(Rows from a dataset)
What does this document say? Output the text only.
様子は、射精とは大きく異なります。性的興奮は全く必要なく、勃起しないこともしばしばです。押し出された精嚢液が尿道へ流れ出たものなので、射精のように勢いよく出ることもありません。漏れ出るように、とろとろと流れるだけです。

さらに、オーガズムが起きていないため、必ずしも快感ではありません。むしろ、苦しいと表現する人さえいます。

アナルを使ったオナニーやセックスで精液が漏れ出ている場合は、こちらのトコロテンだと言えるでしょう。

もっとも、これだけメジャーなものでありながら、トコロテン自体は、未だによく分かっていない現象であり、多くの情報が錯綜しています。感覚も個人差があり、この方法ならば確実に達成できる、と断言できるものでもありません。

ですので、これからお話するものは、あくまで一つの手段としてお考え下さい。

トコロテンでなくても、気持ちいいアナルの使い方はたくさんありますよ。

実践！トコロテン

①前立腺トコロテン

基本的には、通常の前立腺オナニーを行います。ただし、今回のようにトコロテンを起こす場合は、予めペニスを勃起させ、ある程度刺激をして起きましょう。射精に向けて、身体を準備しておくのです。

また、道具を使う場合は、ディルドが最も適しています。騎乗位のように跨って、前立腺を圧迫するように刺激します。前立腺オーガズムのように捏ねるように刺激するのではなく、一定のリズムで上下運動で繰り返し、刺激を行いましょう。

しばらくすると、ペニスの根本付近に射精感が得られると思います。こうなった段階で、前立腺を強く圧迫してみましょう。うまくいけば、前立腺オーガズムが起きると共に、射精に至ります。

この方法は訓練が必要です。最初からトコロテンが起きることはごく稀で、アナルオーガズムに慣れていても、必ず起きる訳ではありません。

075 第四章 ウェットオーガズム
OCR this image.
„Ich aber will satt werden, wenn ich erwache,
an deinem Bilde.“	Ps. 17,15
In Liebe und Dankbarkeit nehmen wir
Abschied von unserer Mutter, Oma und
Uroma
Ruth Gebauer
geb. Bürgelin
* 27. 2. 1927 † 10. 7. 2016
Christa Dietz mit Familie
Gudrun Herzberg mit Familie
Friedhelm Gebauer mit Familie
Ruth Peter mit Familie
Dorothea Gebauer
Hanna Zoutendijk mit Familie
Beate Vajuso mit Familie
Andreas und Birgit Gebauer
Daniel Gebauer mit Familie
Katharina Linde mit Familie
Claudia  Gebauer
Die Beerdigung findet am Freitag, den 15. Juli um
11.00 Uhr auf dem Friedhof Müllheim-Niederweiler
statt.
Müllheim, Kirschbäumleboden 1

EXERCISE PROMPT: Write out every entry word for word.

RESPONSE TO THIS TASK:
What does this document say? Output the text only.
様子は、射精とは大きく異なります。性的興奮は全く必要なく、勃起しないこともしばしばです。押し出された精嚢液が尿道へ流れ出たものなので、射精のように勢いよく出ることもありません。漏れ出るように、とろとろと流れるだけです。

さらに、オーガズムが起きていないため、必ずしも快感ではありません。むしろ、苦しいと表現する人さえいます。

アナルを使ったオナニーやセックスで精液が漏れ出ている場合は、こちらのトコロテンだと言えるでしょう。

もっとも、これだけメジャーなものでありながら、トコロテン自体は、未だによく分かっていない現象であり、多くの情報が錯綜しています。感覚も個人差があり、この方法ならば確実に達成できる、と断言できるものでもありません。

ですので、これからお話するものは、あくまで一つの手段としてお考え下さい。

トコロテンでなくても、気持ちいいアナルの使い方はたくさんありますよ。

実践！トコロテン

①前立腺トコロテン

基本的には、通常の前立腺オナニーを行います。ただし、今回のようにトコロテンを起こす場合は、予めペニスを勃起させ、ある程度刺激をして起きましょう。射精に向けて、身体を準備しておくのです。

また、道具を使う場合は、ディルドが最も適しています。騎乗位のように跨って、前立腺を圧迫するように刺激します。前立腺オーガズムのように捏ねるように刺激するのではなく、一定のリズムで上下運動で繰り返し、刺激を行いましょう。

しばらくすると、ペニスの根本付近に射精感が得られると思います。こうなった段階で、前立腺を強く圧迫してみましょう。うまくいけば、前立腺オーガズムが起きると共に、射精に至ります。

この方法は訓練が必要です。最初からトコロテンが起きることはごく稀で、アナルオーガズムに慣れていても、必ず起きる訳ではありません。

075 第四章 ウェットオーガズム
OCR this image.
„Ich aber will satt werden, wenn ich erwache,
an deinem Bilde.“	Ps. 17,15
In Liebe und Dankbarkeit nehmen wir
Abschied von unserer Mutter, Oma und
Uroma
Ruth Gebauer
geb. Bürgelin
* 27. 2. 1927 † 10. 7. 2016
Christa Dietz mit Familie
Gudrun Herzberg mit Familie
Friedhelm Gebauer mit Familie
Ruth Peter mit Familie
Dorothea Gebauer
Hanna Zoutendijk mit Familie
Beate Vajuso mit Familie
Andreas und Birgit Gebauer
Daniel Gebauer mit Familie
Katharina Linde mit Familie
Claudia  Gebauer
Die Beerdigung findet am Freitag, den 15. Juli um
11.00 Uhr auf dem Friedhof Müllheim-Niederweiler
statt.
Müllheim, Kirschbäumleboden 1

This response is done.